*REQUIREMENT*.
A word-for-word transcript of the closing lines is required: from the one with "What data was" through the final line of the data.

Dataset rows about figures:
• • • • • • •
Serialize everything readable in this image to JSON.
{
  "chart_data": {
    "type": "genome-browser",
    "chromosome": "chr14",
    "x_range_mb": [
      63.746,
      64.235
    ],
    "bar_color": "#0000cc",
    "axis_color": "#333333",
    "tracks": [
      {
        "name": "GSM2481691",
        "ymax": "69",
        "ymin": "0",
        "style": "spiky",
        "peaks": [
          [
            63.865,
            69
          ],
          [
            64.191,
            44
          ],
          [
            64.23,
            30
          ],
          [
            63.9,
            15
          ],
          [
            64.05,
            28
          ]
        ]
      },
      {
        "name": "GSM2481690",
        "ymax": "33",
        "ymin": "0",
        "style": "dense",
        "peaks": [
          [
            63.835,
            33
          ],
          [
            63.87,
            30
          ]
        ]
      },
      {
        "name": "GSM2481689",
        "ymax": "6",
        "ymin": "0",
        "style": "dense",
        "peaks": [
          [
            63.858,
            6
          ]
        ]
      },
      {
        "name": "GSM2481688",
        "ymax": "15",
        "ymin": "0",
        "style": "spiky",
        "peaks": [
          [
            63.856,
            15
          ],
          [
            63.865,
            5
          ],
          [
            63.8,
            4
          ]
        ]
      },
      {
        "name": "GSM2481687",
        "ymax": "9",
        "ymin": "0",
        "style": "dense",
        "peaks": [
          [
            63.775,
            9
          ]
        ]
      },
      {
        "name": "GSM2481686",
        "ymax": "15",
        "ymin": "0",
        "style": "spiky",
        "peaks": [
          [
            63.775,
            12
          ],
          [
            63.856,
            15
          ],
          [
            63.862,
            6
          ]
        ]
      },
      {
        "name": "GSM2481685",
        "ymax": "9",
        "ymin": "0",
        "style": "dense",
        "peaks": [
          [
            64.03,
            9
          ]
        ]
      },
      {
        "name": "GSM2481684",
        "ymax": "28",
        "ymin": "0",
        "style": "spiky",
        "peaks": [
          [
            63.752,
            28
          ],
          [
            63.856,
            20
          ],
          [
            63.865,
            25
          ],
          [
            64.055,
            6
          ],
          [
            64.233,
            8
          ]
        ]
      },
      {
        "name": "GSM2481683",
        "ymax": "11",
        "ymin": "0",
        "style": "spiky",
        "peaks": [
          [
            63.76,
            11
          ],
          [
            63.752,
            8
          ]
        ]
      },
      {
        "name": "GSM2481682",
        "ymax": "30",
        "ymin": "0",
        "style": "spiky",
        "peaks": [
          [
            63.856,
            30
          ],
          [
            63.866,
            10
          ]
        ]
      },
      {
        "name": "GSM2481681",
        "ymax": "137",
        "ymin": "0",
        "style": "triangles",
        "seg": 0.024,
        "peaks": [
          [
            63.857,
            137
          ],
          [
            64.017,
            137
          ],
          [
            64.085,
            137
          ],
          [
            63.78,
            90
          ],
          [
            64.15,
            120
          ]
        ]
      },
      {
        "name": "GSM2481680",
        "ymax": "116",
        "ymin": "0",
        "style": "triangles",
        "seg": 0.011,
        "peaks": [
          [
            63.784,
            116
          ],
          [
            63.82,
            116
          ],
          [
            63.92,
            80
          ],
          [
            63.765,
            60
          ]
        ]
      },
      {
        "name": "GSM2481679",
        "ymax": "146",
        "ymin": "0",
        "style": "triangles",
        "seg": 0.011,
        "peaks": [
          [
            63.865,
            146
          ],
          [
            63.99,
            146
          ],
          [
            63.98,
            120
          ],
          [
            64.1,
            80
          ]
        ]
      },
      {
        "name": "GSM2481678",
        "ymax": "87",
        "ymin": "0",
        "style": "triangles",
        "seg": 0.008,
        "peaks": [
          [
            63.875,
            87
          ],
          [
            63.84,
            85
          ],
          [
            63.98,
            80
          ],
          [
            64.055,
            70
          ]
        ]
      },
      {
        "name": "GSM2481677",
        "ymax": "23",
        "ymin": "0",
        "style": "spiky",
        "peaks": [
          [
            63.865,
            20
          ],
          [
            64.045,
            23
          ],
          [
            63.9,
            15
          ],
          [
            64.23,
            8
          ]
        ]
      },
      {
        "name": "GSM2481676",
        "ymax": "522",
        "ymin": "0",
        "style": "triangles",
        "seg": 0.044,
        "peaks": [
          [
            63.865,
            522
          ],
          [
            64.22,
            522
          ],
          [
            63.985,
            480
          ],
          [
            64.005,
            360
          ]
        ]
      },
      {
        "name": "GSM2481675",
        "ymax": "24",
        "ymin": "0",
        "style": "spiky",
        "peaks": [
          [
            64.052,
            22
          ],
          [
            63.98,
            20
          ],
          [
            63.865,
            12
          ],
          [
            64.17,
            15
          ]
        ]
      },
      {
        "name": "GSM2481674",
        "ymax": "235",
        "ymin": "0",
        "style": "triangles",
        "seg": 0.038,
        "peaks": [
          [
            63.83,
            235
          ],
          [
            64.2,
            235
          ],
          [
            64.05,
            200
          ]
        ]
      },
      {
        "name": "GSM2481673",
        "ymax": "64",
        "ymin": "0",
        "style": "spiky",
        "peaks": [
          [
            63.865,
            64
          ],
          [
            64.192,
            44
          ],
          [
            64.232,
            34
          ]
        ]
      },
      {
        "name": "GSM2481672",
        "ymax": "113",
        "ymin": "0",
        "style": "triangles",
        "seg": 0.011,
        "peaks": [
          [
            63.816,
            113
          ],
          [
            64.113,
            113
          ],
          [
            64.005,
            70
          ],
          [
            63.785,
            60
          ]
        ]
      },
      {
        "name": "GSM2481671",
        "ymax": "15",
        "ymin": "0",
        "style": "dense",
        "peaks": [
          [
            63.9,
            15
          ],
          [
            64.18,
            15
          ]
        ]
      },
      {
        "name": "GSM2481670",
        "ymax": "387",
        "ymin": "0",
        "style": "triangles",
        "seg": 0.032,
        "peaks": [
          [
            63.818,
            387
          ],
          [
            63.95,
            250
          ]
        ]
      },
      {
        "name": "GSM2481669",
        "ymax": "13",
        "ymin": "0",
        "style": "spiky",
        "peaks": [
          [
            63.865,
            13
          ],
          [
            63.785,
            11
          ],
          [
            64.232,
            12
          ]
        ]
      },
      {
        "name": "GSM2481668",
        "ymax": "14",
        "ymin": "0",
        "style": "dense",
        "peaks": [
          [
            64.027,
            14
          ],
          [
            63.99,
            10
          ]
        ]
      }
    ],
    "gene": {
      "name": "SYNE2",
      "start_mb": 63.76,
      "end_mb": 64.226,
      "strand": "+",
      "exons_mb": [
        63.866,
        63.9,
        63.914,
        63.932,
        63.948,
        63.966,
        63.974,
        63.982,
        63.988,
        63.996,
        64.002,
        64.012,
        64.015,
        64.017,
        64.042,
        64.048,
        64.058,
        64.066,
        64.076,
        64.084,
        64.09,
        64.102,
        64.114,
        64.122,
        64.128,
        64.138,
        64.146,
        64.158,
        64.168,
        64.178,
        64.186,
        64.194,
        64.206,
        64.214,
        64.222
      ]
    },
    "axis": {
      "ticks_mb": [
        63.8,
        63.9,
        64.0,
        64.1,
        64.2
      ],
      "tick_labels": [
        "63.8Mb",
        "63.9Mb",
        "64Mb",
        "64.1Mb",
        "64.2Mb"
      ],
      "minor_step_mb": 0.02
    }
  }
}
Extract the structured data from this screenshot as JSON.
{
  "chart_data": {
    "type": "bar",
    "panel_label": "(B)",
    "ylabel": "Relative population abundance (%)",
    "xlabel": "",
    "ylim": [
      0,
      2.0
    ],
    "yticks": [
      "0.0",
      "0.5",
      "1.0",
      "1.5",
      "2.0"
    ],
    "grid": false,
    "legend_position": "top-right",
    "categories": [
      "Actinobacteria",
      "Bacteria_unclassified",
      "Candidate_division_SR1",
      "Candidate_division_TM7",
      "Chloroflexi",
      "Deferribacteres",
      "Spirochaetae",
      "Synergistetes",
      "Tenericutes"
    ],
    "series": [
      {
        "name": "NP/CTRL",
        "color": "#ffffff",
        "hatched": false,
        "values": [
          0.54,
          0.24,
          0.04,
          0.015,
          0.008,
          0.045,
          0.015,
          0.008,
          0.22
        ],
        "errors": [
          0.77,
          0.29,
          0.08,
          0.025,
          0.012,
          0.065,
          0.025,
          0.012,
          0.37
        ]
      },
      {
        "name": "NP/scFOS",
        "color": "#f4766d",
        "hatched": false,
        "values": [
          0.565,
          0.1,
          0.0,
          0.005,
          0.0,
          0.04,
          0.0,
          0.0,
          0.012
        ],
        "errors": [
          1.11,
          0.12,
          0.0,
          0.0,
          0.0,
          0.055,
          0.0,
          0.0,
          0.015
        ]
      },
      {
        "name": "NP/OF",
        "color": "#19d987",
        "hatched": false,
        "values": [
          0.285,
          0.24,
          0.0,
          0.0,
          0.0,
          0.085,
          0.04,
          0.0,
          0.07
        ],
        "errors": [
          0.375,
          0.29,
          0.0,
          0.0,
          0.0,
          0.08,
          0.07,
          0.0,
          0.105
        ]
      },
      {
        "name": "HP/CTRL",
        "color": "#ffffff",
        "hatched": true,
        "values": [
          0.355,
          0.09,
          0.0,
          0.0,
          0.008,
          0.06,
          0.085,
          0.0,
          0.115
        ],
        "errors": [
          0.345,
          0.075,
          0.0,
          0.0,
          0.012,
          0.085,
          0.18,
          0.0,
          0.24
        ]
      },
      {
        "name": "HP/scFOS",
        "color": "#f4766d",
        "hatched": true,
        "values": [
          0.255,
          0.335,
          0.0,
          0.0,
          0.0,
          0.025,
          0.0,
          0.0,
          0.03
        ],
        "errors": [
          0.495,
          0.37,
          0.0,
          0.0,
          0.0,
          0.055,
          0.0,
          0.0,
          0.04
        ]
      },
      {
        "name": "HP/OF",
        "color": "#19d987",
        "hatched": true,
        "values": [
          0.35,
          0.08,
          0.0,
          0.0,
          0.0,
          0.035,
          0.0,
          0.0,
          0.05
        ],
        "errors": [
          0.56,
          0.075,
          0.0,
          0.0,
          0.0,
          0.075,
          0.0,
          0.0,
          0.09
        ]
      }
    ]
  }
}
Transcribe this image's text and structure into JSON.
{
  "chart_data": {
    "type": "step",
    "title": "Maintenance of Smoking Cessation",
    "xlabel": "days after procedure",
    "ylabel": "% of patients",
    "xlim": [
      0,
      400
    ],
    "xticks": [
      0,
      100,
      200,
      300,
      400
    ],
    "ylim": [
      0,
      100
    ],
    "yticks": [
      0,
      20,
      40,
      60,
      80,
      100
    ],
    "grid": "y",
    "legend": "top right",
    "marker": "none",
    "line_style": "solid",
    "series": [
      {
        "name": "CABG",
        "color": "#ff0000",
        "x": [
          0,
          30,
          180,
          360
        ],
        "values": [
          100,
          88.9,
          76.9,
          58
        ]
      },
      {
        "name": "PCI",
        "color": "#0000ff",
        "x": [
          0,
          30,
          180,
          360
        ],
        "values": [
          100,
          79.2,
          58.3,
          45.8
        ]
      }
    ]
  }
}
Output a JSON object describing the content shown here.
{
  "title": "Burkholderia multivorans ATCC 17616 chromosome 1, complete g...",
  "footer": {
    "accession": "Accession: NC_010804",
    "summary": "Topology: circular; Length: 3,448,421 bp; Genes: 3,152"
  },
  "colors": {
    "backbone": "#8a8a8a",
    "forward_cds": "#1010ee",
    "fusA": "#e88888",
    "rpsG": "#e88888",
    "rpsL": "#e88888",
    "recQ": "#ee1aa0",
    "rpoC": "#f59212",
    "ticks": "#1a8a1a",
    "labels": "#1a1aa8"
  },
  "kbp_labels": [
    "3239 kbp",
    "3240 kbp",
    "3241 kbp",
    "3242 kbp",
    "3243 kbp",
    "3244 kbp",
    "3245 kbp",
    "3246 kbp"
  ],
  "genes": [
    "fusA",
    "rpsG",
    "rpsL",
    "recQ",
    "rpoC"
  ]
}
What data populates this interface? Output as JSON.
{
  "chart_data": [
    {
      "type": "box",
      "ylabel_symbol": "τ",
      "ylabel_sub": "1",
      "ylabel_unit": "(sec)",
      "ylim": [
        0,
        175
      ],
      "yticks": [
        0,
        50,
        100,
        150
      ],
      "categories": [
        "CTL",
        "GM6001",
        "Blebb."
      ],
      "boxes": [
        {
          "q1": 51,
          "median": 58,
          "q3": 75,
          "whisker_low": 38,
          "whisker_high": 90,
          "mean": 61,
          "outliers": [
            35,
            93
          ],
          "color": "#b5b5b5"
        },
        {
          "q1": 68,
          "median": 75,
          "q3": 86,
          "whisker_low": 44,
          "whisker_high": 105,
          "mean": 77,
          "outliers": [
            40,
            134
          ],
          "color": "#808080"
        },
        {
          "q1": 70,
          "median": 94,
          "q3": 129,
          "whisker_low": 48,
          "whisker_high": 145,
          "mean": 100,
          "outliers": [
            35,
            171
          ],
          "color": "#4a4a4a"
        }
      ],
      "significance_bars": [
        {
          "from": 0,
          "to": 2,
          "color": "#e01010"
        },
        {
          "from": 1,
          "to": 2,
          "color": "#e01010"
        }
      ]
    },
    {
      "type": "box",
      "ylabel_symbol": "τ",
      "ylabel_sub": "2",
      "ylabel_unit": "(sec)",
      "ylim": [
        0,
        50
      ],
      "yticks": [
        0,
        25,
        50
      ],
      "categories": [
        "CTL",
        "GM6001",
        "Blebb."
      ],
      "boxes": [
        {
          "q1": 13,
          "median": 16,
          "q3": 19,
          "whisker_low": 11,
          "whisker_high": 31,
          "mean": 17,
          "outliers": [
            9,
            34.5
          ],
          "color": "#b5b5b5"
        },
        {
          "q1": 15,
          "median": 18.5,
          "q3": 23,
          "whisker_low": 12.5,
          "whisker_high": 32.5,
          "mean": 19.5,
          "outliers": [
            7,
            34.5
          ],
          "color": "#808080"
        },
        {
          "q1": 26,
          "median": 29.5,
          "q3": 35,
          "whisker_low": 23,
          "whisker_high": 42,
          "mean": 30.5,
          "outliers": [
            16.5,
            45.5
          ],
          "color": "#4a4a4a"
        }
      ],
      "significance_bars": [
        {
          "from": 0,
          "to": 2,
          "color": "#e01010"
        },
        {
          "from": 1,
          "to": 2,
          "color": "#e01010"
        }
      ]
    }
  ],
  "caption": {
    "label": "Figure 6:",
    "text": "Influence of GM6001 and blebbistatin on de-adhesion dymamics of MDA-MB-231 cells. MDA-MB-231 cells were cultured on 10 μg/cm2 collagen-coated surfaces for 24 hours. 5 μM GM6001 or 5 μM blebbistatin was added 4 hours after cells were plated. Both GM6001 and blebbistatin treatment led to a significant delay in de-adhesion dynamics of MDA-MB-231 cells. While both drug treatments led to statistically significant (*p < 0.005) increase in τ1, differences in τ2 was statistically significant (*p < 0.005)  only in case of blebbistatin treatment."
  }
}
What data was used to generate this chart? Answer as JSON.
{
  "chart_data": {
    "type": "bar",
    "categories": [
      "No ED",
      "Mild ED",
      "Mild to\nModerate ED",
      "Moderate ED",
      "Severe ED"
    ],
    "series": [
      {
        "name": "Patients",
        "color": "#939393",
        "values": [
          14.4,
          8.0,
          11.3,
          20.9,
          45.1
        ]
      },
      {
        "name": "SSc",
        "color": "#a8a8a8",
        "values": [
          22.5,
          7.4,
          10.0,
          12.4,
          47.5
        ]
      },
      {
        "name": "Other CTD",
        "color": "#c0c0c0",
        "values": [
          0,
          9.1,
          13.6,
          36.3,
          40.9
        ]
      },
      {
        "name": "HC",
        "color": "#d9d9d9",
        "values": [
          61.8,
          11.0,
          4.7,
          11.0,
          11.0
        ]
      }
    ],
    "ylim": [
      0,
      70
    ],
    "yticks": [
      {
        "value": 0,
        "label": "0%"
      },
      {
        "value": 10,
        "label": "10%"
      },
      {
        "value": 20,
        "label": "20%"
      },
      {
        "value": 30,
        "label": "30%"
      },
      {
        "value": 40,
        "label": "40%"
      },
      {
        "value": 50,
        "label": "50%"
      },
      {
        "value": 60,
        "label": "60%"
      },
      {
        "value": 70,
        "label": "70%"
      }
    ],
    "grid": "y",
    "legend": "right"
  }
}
• • • • • • •
*TASK SOLUTION*.
What data was used to generate this chart? Answer as JSON.
{
  "chart_data": {
    "type": "bar",
    "categories": [
      "No ED",
      "Mild ED",
      "Mild to\nModerate ED",
      "Moderate ED",
      "Severe ED"
    ],
    "series": [
      {
        "name": "Patients",
        "color": "#939393",
        "values": [
          14.4,
          8.0,
          11.3,
          20.9,
          45.1
        ]
      },
      {
        "name": "SSc",
        "color": "#a8a8a8",
        "values": [
          22.5,
          7.4,
          10.0,
          12.4,
          47.5
        ]
      },
      {
        "name": "Other CTD",
        "color": "#c0c0c0",
        "values": [
          0,
          9.1,
          13.6,
          36.3,
          40.9
        ]
      },
      {
        "name": "HC",
        "color": "#d9d9d9",
        "values": [
          61.8,
          11.0,
          4.7,
          11.0,
          11.0
        ]
      }
    ],
    "ylim": [
      0,
      70
    ],
    "yticks": [
      {
        "value": 0,
        "label": "0%"
      },
      {
        "value": 10,
        "label": "10%"
      },
      {
        "value": 20,
        "label": "20%"
      },
      {
        "value": 30,
        "label": "30%"
      },
      {
        "value": 40,
        "label": "40%"
      },
      {
        "value": 50,
        "label": "50%"
      },
      {
        "value": 60,
        "label": "60%"
      },
      {
        "value": 70,
        "label": "70%"
      }
    ],
    "grid": "y",
    "legend": "right"
  }
}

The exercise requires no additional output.